### Goal of the exercise
Make an exact copy of all the data.

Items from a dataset
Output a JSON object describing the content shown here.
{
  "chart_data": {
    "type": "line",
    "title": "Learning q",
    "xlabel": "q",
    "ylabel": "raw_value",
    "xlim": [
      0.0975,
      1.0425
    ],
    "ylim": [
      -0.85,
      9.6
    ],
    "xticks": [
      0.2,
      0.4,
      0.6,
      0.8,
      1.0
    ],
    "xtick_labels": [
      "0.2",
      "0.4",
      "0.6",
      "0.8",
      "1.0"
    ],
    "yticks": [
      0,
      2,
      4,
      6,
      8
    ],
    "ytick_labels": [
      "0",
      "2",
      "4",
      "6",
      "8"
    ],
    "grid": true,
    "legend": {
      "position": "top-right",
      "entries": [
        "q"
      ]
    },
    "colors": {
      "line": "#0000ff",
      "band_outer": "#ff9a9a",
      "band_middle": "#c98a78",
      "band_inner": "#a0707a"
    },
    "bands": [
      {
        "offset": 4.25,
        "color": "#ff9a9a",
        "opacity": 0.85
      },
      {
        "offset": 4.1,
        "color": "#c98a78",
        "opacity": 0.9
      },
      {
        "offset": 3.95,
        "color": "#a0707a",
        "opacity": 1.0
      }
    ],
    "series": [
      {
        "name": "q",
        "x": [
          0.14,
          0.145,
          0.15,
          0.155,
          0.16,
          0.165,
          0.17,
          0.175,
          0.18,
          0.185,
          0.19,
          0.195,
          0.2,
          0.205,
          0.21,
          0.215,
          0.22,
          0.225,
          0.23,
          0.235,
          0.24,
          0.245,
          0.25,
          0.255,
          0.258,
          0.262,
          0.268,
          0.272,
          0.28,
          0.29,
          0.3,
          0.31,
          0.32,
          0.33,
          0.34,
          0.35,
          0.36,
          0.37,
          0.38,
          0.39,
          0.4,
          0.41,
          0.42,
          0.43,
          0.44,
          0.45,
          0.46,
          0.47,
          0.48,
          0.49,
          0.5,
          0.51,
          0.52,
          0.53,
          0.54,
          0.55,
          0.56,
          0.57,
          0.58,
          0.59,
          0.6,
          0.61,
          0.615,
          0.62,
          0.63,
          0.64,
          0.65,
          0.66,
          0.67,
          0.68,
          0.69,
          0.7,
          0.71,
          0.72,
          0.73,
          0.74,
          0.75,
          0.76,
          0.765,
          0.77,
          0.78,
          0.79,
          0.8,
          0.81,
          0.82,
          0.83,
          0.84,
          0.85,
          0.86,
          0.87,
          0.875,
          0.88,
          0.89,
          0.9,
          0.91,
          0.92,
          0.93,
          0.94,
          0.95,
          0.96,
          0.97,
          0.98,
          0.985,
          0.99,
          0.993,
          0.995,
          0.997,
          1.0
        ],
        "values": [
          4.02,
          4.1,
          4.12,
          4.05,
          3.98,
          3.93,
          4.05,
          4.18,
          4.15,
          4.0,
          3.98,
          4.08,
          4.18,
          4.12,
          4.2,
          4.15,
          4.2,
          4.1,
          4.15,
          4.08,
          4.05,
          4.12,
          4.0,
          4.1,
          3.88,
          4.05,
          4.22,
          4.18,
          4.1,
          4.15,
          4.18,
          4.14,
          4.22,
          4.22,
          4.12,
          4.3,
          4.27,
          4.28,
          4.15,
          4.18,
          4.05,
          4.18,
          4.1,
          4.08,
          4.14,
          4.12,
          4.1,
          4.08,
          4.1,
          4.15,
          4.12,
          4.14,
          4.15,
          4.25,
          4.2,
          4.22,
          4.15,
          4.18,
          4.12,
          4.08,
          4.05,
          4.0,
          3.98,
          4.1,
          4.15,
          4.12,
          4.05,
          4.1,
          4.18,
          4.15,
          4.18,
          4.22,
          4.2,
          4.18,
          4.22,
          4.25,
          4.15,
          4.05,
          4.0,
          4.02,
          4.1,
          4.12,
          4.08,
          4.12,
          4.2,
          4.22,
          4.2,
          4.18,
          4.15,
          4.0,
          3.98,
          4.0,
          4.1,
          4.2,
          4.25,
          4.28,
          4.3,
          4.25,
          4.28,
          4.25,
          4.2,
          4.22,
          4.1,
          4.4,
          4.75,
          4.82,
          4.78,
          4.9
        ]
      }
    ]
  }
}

### Exercise solution
Output a JSON object describing the content shown here.
{
  "chart_data": {
    "type": "line",
    "title": "Learning q",
    "xlabel": "q",
    "ylabel": "raw_value",
    "xlim": [
      0.0975,
      1.0425
    ],
    "ylim": [
      -0.85,
      9.6
    ],
    "xticks": [
      0.2,
      0.4,
      0.6,
      0.8,
      1.0
    ],
    "xtick_labels": [
      "0.2",
      "0.4",
      "0.6",
      "0.8",
      "1.0"
    ],
    "yticks": [
      0,
      2,
      4,
      6,
      8
    ],
    "ytick_labels": [
      "0",
      "2",
      "4",
      "6",
      "8"
    ],
    "grid": true,
    "legend": {
      "position": "top-right",
      "entries": [
        "q"
      ]
    },
    "colors": {
      "line": "#0000ff",
      "band_outer": "#ff9a9a",
      "band_middle": "#c98a78",
      "band_inner": "#a0707a"
    },
    "bands": [
      {
        "offset": 4.25,
        "color": "#ff9a9a",
        "opacity": 0.85
      },
      {
        "offset": 4.1,
        "color": "#c98a78",
        "opacity": 0.9
      },
      {
        "offset": 3.95,
        "color": "#a0707a",
        "opacity": 1.0
      }
    ],
    "series": [
      {
        "name": "q",
        "x": [
          0.14,
          0.145,
          0.15,
          0.155,
          0.16,
          0.165,
          0.17,
          0.175,
          0.18,
          0.185,
          0.19,
          0.195,
          0.2,
          0.205,
          0.21,
          0.215,
          0.22,
          0.225,
          0.23,
          0.235,
          0.24,
          0.245,
          0.25,
          0.255,
          0.258,
          0.262,
          0.268,
          0.272,
          0.28,
          0.29,
          0.3,
          0.31,
          0.32,
          0.33,
          0.34,
          0.35,
          0.36,
          0.37,
          0.38,
          0.39,
          0.4,
          0.41,
          0.42,
          0.43,
          0.44,
          0.45,
          0.46,
          0.47,
          0.48,
          0.49,
          0.5,
          0.51,
          0.52,
          0.53,
          0.54,
          0.55,
          0.56,
          0.57,
          0.58,
          0.59,
          0.6,
          0.61,
          0.615,
          0.62,
          0.63,
          0.64,
          0.65,
          0.66,
          0.67,
          0.68,
          0.69,
          0.7,
          0.71,
          0.72,
          0.73,
          0.74,
          0.75,
          0.76,
          0.765,
          0.77,
          0.78,
          0.79,
          0.8,
          0.81,
          0.82,
          0.83,
          0.84,
          0.85,
          0.86,
          0.87,
          0.875,
          0.88,
          0.89,
          0.9,
          0.91,
          0.92,
          0.93,
          0.94,
          0.95,
          0.96,
          0.97,
          0.98,
          0.985,
          0.99,
          0.993,
          0.995,
          0.997,
          1.0
        ],
        "values": [
          4.02,
          4.1,
          4.12,
          4.05,
          3.98,
          3.93,
          4.05,
          4.18,
          4.15,
          4.0,
          3.98,
          4.08,
          4.18,
          4.12,
          4.2,
          4.15,
          4.2,
          4.1,
          4.15,
          4.08,
          4.05,
          4.12,
          4.0,
          4.1,
          3.88,
          4.05,
          4.22,
          4.18,
          4.1,
          4.15,
          4.18,
          4.14,
          4.22,
          4.22,
          4.12,
          4.3,
          4.27,
          4.28,
          4.15,
          4.18,
          4.05,
          4.18,
          4.1,
          4.08,
          4.14,
          4.12,
          4.1,
          4.08,
          4.1,
          4.15,
          4.12,
          4.14,
          4.15,
          4.25,
          4.2,
          4.22,
          4.15,
          4.18,
          4.12,
          4.08,
          4.05,
          4.0,
          3.98,
          4.1,
          4.15,
          4.12,
          4.05,
          4.1,
          4.18,
          4.15,
          4.18,
          4.22,
          4.2,
          4.18,
          4.22,
          4.25,
          4.15,
          4.05,
          4.0,
          4.02,
          4.1,
          4.12,
          4.08,
          4.12,
          4.2,
          4.22,
          4.2,
          4.18,
          4.15,
          4.0,
          3.98,
          4.0,
          4.1,
          4.2,
          4.25,
          4.28,
          4.3,
          4.25,
          4.28,
          4.25,
          4.2,
          4.22,
          4.1,
          4.4,
          4.75,
          4.82,
          4.78,
          4.9
        ]
      }
    ]
  }
}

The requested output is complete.